-- START OF Data entries --
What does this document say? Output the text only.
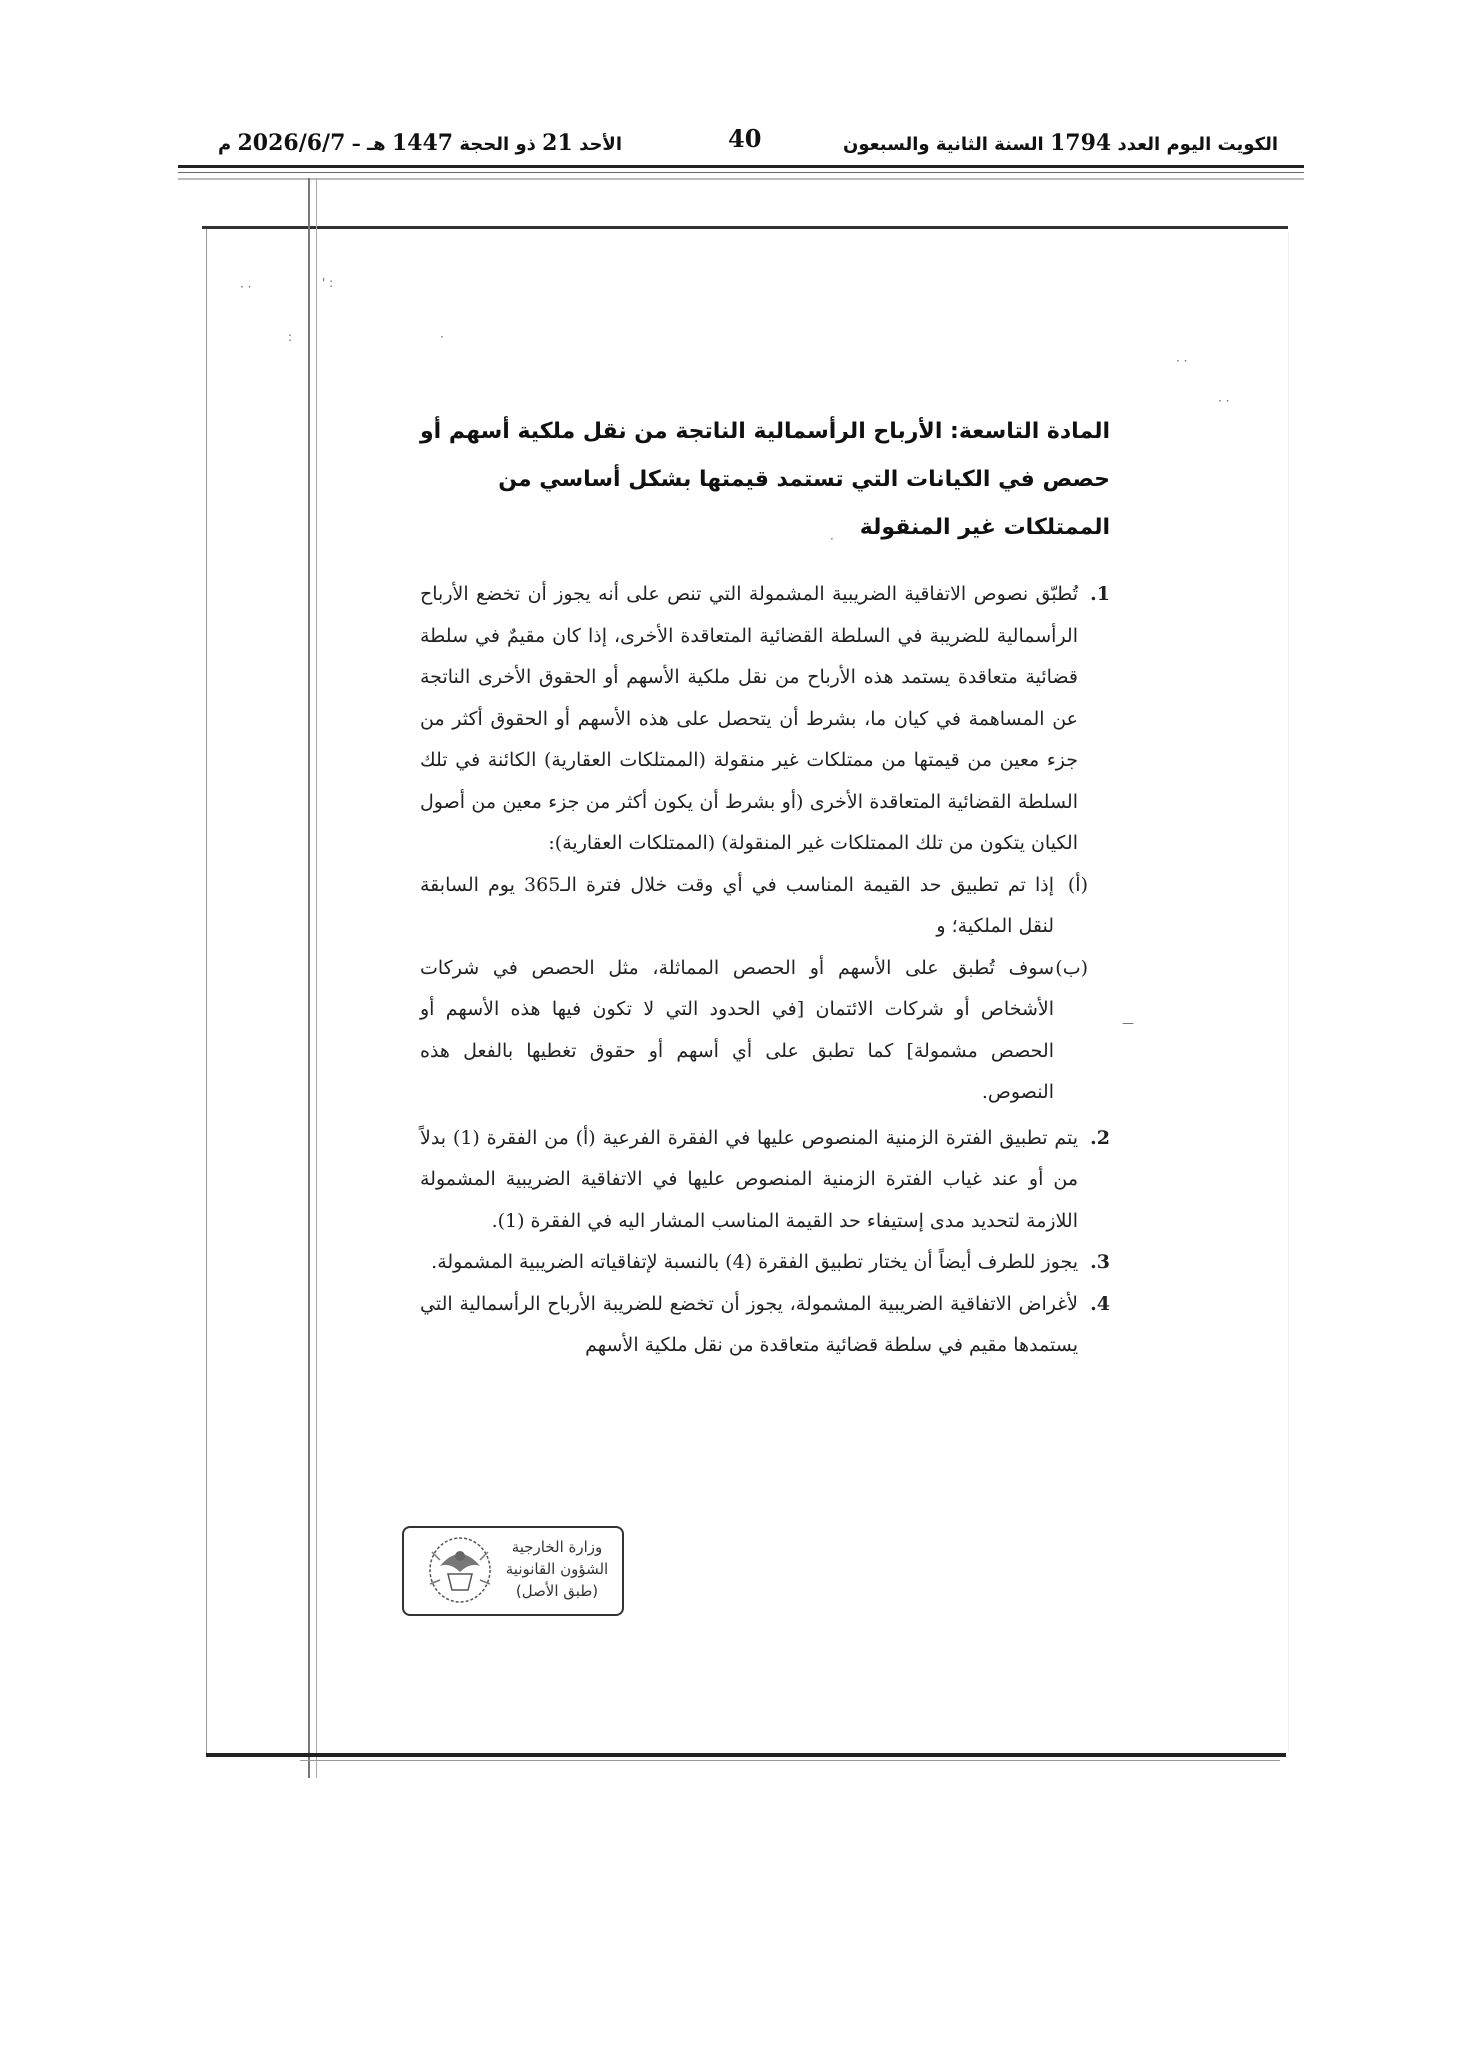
الكويت اليوم العدد 1794 السنة الثانية والسبعون
40
الأحد 21 ذو الحجة 1447 هـ – 2026/6/7 م
· ·	' :
:
· ·
· ·
·
·
—
المادة التاسعة: الأرباح الرأسمالية الناتجة من نقل ملكية أسهم أو حصص في الكيانات التي تستمد قيمتها بشكل أساسي من الممتلكات غير المنقولة
1.
تُطبّق نصوص الاتفاقية الضريبية المشمولة التي تنص على أنه يجوز أن تخضع الأرباح الرأسمالية للضريبة في السلطة القضائية المتعاقدة الأخرى، إذا كان مقيمٌ في سلطة قضائية متعاقدة يستمد هذه الأرباح من نقل ملكية الأسهم أو الحقوق الأخرى الناتجة عن المساهمة في كيان ما، بشرط أن يتحصل على هذه الأسهم أو الحقوق أكثر من جزء معين من قيمتها من ممتلكات غير منقولة (الممتلكات العقارية) الكائنة في تلك السلطة القضائية المتعاقدة الأخرى (أو بشرط أن يكون أكثر من جزء معين من أصول الكيان يتكون من تلك الممتلكات غير المنقولة) (الممتلكات العقارية):
(أ)
إذا تم تطبيق حد القيمة المناسب في أي وقت خلال فترة الـ365 يوم السابقة لنقل الملكية؛ و
(ب)
سوف تُطبق على الأسهم أو الحصص المماثلة، مثل الحصص في شركات الأشخاص أو شركات الائتمان [في الحدود التي لا تكون فيها هذه الأسهم أو الحصص مشمولة] كما تطبق على أي أسهم أو حقوق تغطيها بالفعل هذه النصوص.
2.
يتم تطبيق الفترة الزمنية المنصوص عليها في الفقرة الفرعية (أ) من الفقرة (1) بدلاً من أو عند غياب الفترة الزمنية المنصوص عليها في الاتفاقية الضريبية المشمولة اللازمة لتحديد مدى إستيفاء حد القيمة المناسب المشار اليه في الفقرة (1).
3.
يجوز للطرف أيضاً أن يختار تطبيق الفقرة (4) بالنسبة لإتفاقياته الضريبية المشمولة.
4.
لأغراض الاتفاقية الضريبية المشمولة، يجوز أن تخضع للضريبة الأرباح الرأسمالية التي يستمدها مقيم في سلطة قضائية متعاقدة من نقل ملكية الأسهم
وزارة الخارجية
الشؤون القانونية
(طبق الأصل)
-- END OF Data entries --
> _Exercise aim_
Omit any images, then output the listing exactly.

> _Solution to the exercise_
What does this document say? Output the text only.
الكويت اليوم العدد 1794 السنة الثانية والسبعون
40
الأحد 21 ذو الحجة 1447 هـ – 2026/6/7 م
· ·	' :
:
· ·
· ·
·
·
—
المادة التاسعة: الأرباح الرأسمالية الناتجة من نقل ملكية أسهم أو حصص في الكيانات التي تستمد قيمتها بشكل أساسي من الممتلكات غير المنقولة
1.
تُطبّق نصوص الاتفاقية الضريبية المشمولة التي تنص على أنه يجوز أن تخضع الأرباح الرأسمالية للضريبة في السلطة القضائية المتعاقدة الأخرى، إذا كان مقيمٌ في سلطة قضائية متعاقدة يستمد هذه الأرباح من نقل ملكية الأسهم أو الحقوق الأخرى الناتجة عن المساهمة في كيان ما، بشرط أن يتحصل على هذه الأسهم أو الحقوق أكثر من جزء معين من قيمتها من ممتلكات غير منقولة (الممتلكات العقارية) الكائنة في تلك السلطة القضائية المتعاقدة الأخرى (أو بشرط أن يكون أكثر من جزء معين من أصول الكيان يتكون من تلك الممتلكات غير المنقولة) (الممتلكات العقارية):
(أ)
إذا تم تطبيق حد القيمة المناسب في أي وقت خلال فترة الـ365 يوم السابقة لنقل الملكية؛ و
(ب)
سوف تُطبق على الأسهم أو الحصص المماثلة، مثل الحصص في شركات الأشخاص أو شركات الائتمان [في الحدود التي لا تكون فيها هذه الأسهم أو الحصص مشمولة] كما تطبق على أي أسهم أو حقوق تغطيها بالفعل هذه النصوص.
2.
يتم تطبيق الفترة الزمنية المنصوص عليها في الفقرة الفرعية (أ) من الفقرة (1) بدلاً من أو عند غياب الفترة الزمنية المنصوص عليها في الاتفاقية الضريبية المشمولة اللازمة لتحديد مدى إستيفاء حد القيمة المناسب المشار اليه في الفقرة (1).
3.
يجوز للطرف أيضاً أن يختار تطبيق الفقرة (4) بالنسبة لإتفاقياته الضريبية المشمولة.
4.
لأغراض الاتفاقية الضريبية المشمولة، يجوز أن تخضع للضريبة الأرباح الرأسمالية التي يستمدها مقيم في سلطة قضائية متعاقدة من نقل ملكية الأسهم
وزارة الخارجية
الشؤون القانونية
(طبق الأصل)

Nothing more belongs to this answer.